(Records that describe figures)
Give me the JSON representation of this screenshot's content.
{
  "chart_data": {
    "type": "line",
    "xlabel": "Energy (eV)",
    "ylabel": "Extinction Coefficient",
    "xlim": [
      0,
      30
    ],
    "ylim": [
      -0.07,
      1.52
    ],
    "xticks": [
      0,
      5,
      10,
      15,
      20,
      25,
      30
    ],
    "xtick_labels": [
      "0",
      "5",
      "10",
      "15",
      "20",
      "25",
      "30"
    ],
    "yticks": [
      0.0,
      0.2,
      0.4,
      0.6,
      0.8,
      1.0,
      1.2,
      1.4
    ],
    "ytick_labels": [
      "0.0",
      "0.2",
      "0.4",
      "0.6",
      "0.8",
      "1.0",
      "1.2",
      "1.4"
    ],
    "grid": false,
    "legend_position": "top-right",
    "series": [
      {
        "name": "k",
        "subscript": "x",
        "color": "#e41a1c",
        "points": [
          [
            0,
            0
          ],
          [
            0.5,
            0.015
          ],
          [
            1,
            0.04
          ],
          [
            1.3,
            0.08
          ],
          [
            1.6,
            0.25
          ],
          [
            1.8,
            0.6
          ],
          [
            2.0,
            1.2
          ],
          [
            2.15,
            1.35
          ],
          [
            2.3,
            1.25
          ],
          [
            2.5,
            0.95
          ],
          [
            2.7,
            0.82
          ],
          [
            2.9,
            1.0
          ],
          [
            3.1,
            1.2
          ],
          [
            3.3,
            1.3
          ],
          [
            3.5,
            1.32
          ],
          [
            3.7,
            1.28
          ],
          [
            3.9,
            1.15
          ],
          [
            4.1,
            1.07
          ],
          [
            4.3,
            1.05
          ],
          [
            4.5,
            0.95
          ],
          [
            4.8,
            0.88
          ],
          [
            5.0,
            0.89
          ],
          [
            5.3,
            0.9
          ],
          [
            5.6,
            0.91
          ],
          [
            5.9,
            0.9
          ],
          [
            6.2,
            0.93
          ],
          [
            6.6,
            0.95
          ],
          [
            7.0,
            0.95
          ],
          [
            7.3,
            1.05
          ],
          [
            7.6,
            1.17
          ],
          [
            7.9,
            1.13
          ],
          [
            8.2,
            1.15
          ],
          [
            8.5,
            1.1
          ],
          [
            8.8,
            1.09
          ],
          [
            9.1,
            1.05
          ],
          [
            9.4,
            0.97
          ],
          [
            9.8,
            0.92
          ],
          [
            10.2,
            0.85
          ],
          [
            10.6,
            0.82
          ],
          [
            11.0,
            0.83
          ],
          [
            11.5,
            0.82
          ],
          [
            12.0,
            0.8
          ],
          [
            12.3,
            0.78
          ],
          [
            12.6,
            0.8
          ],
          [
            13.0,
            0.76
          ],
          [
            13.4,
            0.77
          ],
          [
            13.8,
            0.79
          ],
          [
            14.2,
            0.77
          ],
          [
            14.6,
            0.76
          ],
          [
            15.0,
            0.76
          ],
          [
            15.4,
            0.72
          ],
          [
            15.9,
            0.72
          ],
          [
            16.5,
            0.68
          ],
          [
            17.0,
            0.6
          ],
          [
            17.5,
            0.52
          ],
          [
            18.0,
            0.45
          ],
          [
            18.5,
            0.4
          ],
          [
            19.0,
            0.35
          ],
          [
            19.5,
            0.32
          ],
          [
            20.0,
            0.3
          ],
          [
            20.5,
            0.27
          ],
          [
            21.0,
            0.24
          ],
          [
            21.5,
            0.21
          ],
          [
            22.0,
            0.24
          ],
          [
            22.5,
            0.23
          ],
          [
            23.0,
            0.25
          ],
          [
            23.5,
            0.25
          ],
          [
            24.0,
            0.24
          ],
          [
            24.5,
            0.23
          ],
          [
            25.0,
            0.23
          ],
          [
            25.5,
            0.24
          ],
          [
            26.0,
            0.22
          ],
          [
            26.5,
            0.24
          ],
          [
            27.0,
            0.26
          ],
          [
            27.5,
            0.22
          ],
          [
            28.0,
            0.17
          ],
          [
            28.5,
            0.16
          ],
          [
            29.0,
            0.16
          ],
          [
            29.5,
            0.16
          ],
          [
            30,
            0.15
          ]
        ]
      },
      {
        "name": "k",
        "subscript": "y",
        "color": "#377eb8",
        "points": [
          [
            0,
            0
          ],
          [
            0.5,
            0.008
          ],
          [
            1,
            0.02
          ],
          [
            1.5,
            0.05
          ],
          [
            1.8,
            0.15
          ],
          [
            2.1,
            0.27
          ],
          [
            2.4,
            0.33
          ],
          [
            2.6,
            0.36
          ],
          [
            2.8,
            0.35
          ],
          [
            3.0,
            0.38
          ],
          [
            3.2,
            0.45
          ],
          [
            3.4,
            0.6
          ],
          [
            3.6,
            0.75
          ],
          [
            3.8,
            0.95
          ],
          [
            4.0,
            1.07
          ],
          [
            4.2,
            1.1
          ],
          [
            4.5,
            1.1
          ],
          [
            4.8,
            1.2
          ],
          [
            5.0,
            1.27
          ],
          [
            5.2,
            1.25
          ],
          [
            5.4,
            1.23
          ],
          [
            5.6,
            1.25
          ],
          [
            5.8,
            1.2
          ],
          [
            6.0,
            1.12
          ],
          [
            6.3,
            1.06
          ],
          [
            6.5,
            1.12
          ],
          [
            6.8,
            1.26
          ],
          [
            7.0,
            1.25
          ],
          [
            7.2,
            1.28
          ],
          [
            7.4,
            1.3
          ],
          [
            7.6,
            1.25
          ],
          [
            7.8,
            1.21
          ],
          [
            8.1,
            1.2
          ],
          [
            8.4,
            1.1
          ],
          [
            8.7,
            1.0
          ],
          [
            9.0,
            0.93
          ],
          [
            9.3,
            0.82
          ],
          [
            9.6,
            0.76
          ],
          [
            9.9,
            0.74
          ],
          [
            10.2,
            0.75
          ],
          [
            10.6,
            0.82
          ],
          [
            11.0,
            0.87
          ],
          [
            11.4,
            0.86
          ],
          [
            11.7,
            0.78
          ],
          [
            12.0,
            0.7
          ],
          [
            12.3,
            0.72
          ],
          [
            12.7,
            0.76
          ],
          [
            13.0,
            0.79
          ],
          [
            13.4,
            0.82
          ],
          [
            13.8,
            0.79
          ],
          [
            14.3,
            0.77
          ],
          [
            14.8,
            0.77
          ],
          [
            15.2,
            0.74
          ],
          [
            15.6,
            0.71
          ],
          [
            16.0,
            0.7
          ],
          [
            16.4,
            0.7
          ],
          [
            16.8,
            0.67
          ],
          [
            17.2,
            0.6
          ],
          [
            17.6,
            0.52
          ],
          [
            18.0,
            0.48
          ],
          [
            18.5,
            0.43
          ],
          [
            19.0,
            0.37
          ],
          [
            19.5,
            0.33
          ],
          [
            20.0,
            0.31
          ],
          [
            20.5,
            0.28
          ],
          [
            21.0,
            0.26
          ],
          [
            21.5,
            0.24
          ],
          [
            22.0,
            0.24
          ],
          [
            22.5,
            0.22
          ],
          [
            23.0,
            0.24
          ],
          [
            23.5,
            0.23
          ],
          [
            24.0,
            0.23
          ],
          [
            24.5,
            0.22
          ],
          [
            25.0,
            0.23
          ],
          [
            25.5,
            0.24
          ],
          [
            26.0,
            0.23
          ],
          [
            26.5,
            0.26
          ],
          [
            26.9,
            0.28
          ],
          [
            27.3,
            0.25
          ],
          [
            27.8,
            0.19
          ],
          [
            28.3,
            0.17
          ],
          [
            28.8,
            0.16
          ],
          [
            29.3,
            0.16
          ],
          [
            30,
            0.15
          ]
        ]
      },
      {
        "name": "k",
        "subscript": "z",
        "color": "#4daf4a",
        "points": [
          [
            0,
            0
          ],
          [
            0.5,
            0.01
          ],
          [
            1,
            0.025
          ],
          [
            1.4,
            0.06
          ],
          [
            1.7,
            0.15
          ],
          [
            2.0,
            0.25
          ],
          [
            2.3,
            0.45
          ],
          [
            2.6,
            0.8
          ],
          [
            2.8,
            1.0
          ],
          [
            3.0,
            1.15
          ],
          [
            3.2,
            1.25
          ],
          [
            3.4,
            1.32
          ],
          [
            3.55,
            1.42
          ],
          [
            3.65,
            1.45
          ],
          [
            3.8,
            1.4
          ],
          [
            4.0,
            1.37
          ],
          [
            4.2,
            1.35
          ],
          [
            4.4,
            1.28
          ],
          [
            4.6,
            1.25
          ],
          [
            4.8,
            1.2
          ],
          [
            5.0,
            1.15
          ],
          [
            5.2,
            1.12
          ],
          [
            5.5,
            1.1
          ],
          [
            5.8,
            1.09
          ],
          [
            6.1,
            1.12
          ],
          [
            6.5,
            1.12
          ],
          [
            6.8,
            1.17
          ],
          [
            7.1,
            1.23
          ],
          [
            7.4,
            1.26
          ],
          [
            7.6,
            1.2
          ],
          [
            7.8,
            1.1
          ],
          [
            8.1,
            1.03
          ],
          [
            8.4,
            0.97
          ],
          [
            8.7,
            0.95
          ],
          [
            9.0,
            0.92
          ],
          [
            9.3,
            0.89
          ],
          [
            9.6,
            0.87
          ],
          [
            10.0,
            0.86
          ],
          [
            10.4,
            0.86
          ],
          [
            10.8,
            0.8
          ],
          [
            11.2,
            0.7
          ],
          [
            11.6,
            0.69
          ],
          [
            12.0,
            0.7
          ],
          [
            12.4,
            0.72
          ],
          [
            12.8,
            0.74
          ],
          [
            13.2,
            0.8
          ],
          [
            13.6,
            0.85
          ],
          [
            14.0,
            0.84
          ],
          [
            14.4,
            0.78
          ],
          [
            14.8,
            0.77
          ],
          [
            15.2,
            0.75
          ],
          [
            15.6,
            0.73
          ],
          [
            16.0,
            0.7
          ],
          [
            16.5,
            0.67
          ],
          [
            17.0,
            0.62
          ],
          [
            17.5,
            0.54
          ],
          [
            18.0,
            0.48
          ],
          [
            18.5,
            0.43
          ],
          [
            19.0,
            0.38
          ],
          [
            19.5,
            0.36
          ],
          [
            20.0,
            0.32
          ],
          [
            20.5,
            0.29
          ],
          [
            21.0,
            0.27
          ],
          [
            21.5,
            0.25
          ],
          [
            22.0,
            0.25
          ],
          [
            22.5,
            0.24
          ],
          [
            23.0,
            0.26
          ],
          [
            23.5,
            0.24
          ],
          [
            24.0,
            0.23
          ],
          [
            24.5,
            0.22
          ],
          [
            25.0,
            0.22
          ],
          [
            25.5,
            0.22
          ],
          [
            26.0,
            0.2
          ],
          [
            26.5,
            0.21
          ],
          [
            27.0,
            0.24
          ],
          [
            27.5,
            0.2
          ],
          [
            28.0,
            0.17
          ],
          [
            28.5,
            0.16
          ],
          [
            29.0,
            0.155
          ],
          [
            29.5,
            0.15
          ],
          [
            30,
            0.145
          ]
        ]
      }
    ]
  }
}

PROBLEM DETAILS: Display every line of the listing that contains the string "color".

REPLY TO THE EXERCISE:
        "color": "#e41a1c",
        "color": "#377eb8",
        "color": "#4daf4a",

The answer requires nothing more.